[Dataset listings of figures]
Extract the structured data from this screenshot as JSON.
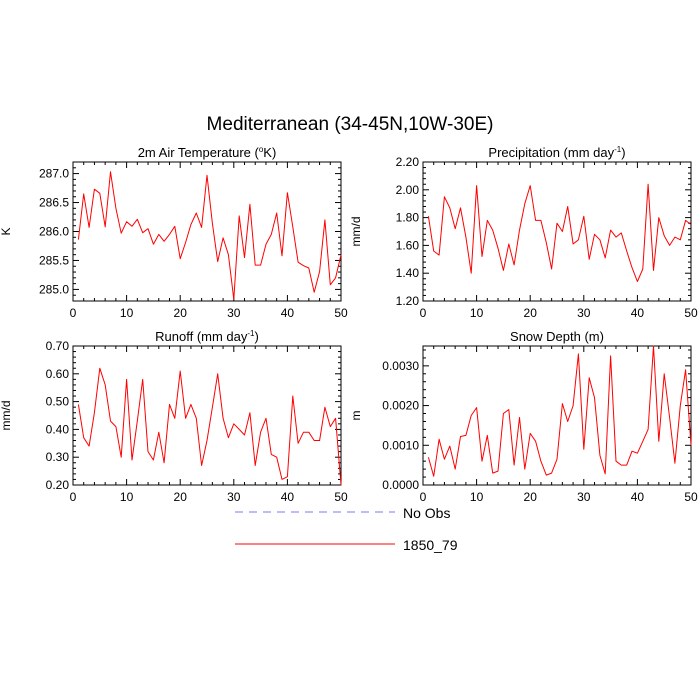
{
  "main_title": "Mediterranean (34-45N,10W-30E)",
  "legend": [
    {
      "label": "No Obs",
      "color": "#7777ff",
      "style": "dashed"
    },
    {
      "label": "1850_79",
      "color": "#ff0000",
      "style": "solid"
    }
  ],
  "chart_data": [
    {
      "type": "line",
      "title": "2m Air Temperature (",
      "title_sup": "o",
      "title_after": "K)",
      "ylabel": "K",
      "xlabel": "",
      "xlim": [
        0,
        50
      ],
      "ylim": [
        284.8,
        287.2
      ],
      "xticks": [
        0,
        10,
        20,
        30,
        40,
        50
      ],
      "xtick_labels": [
        "0",
        "10",
        "20",
        "30",
        "40",
        "50"
      ],
      "yticks": [
        285.0,
        285.5,
        286.0,
        286.5,
        287.0
      ],
      "ytick_labels": [
        "285.0",
        "285.5",
        "286.0",
        "286.5",
        "287.0"
      ],
      "series": [
        {
          "name": "1850_79",
          "color": "#ff0000",
          "x": [
            1,
            2,
            3,
            4,
            5,
            6,
            7,
            8,
            9,
            10,
            11,
            12,
            13,
            14,
            15,
            16,
            17,
            18,
            19,
            20,
            21,
            22,
            23,
            24,
            25,
            26,
            27,
            28,
            29,
            30,
            31,
            32,
            33,
            34,
            35,
            36,
            37,
            38,
            39,
            40,
            41,
            42,
            43,
            44,
            45,
            46,
            47,
            48,
            49,
            50
          ],
          "values": [
            285.86,
            286.65,
            286.07,
            286.73,
            286.66,
            286.08,
            287.03,
            286.4,
            285.97,
            286.17,
            286.09,
            286.21,
            285.98,
            286.05,
            285.78,
            285.95,
            285.83,
            285.95,
            286.09,
            285.53,
            285.81,
            286.12,
            286.32,
            286.07,
            286.97,
            286.14,
            285.48,
            285.89,
            285.6,
            284.83,
            286.27,
            285.55,
            286.47,
            285.42,
            285.42,
            285.78,
            285.95,
            286.32,
            285.58,
            286.67,
            286.08,
            285.47,
            285.41,
            285.37,
            284.95,
            285.31,
            286.2,
            285.08,
            285.2,
            285.6
          ]
        }
      ]
    },
    {
      "type": "line",
      "title": "Precipitation (mm day",
      "title_sup": "-1",
      "title_after": ")",
      "ylabel": "mm/d",
      "xlabel": "",
      "xlim": [
        0,
        50
      ],
      "ylim": [
        1.2,
        2.2
      ],
      "xticks": [
        0,
        10,
        20,
        30,
        40,
        50
      ],
      "xtick_labels": [
        "0",
        "10",
        "20",
        "30",
        "40",
        "50"
      ],
      "yticks": [
        1.2,
        1.4,
        1.6,
        1.8,
        2.0,
        2.2
      ],
      "ytick_labels": [
        "1.20",
        "1.40",
        "1.60",
        "1.80",
        "2.00",
        "2.20"
      ],
      "series": [
        {
          "name": "1850_79",
          "color": "#ff0000",
          "x": [
            1,
            2,
            3,
            4,
            5,
            6,
            7,
            8,
            9,
            10,
            11,
            12,
            13,
            14,
            15,
            16,
            17,
            18,
            19,
            20,
            21,
            22,
            23,
            24,
            25,
            26,
            27,
            28,
            29,
            30,
            31,
            32,
            33,
            34,
            35,
            36,
            37,
            38,
            39,
            40,
            41,
            42,
            43,
            44,
            45,
            46,
            47,
            48,
            49,
            50
          ],
          "values": [
            1.81,
            1.56,
            1.53,
            1.95,
            1.87,
            1.72,
            1.87,
            1.66,
            1.4,
            2.03,
            1.52,
            1.78,
            1.71,
            1.58,
            1.42,
            1.61,
            1.46,
            1.71,
            1.9,
            2.03,
            1.78,
            1.78,
            1.62,
            1.43,
            1.76,
            1.7,
            1.88,
            1.61,
            1.64,
            1.81,
            1.5,
            1.68,
            1.64,
            1.51,
            1.71,
            1.66,
            1.69,
            1.56,
            1.44,
            1.34,
            1.43,
            2.04,
            1.42,
            1.8,
            1.67,
            1.6,
            1.66,
            1.64,
            1.78,
            1.75
          ]
        }
      ]
    },
    {
      "type": "line",
      "title": "Runoff (mm day",
      "title_sup": "-1",
      "title_after": ")",
      "ylabel": "mm/d",
      "xlabel": "",
      "xlim": [
        0,
        50
      ],
      "ylim": [
        0.2,
        0.7
      ],
      "xticks": [
        0,
        10,
        20,
        30,
        40,
        50
      ],
      "xtick_labels": [
        "0",
        "10",
        "20",
        "30",
        "40",
        "50"
      ],
      "yticks": [
        0.2,
        0.3,
        0.4,
        0.5,
        0.6,
        0.7
      ],
      "ytick_labels": [
        "0.20",
        "0.30",
        "0.40",
        "0.50",
        "0.60",
        "0.70"
      ],
      "series": [
        {
          "name": "1850_79",
          "color": "#ff0000",
          "x": [
            1,
            2,
            3,
            4,
            5,
            6,
            7,
            8,
            9,
            10,
            11,
            12,
            13,
            14,
            15,
            16,
            17,
            18,
            19,
            20,
            21,
            22,
            23,
            24,
            25,
            26,
            27,
            28,
            29,
            30,
            31,
            32,
            33,
            34,
            35,
            36,
            37,
            38,
            39,
            40,
            41,
            42,
            43,
            44,
            45,
            46,
            47,
            48,
            49,
            50
          ],
          "values": [
            0.49,
            0.37,
            0.34,
            0.46,
            0.62,
            0.56,
            0.43,
            0.41,
            0.3,
            0.58,
            0.29,
            0.43,
            0.58,
            0.32,
            0.29,
            0.39,
            0.28,
            0.49,
            0.44,
            0.61,
            0.44,
            0.49,
            0.44,
            0.27,
            0.36,
            0.48,
            0.6,
            0.44,
            0.37,
            0.42,
            0.4,
            0.38,
            0.46,
            0.27,
            0.39,
            0.44,
            0.31,
            0.3,
            0.22,
            0.23,
            0.52,
            0.35,
            0.39,
            0.39,
            0.36,
            0.36,
            0.48,
            0.41,
            0.44,
            0.2
          ]
        }
      ]
    },
    {
      "type": "line",
      "title": "Snow Depth (m)",
      "title_sup": "",
      "title_after": "",
      "ylabel": "m",
      "xlabel": "",
      "xlim": [
        0,
        50
      ],
      "ylim": [
        0.0,
        0.0035
      ],
      "xticks": [
        0,
        10,
        20,
        30,
        40,
        50
      ],
      "xtick_labels": [
        "0",
        "10",
        "20",
        "30",
        "40",
        "50"
      ],
      "yticks": [
        0.0,
        0.001,
        0.002,
        0.003
      ],
      "ytick_labels": [
        "0.0000",
        "0.0010",
        "0.0020",
        "0.0030"
      ],
      "series": [
        {
          "name": "1850_79",
          "color": "#ff0000",
          "x": [
            1,
            2,
            3,
            4,
            5,
            6,
            7,
            8,
            9,
            10,
            11,
            12,
            13,
            14,
            15,
            16,
            17,
            18,
            19,
            20,
            21,
            22,
            23,
            24,
            25,
            26,
            27,
            28,
            29,
            30,
            31,
            32,
            33,
            34,
            35,
            36,
            37,
            38,
            39,
            40,
            41,
            42,
            43,
            44,
            45,
            46,
            47,
            48,
            49,
            50
          ],
          "values": [
            0.0007,
            0.00022,
            0.00115,
            0.00065,
            0.00098,
            0.0004,
            0.00122,
            0.00125,
            0.00175,
            0.00195,
            0.0006,
            0.00125,
            0.0003,
            0.00035,
            0.0018,
            0.0019,
            0.0005,
            0.0017,
            0.0004,
            0.0013,
            0.0011,
            0.0006,
            0.00025,
            0.0003,
            0.00065,
            0.00205,
            0.0016,
            0.002,
            0.0033,
            0.0009,
            0.0027,
            0.0022,
            0.00075,
            0.00028,
            0.00325,
            0.0006,
            0.0005,
            0.0005,
            0.00085,
            0.0008,
            0.0011,
            0.0014,
            0.0035,
            0.0011,
            0.0028,
            0.0017,
            0.00055,
            0.002,
            0.0029,
            0.001
          ]
        }
      ]
    }
  ]
}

**REQUIRED TASK**
Using the listing above, gather each line that holds the string "ylabel" and copy it.

**WORKED ANSWER**
      "ylabel": "K",
      "ylabel": "mm/d",
      "ylabel": "mm/d",
      "ylabel": "m",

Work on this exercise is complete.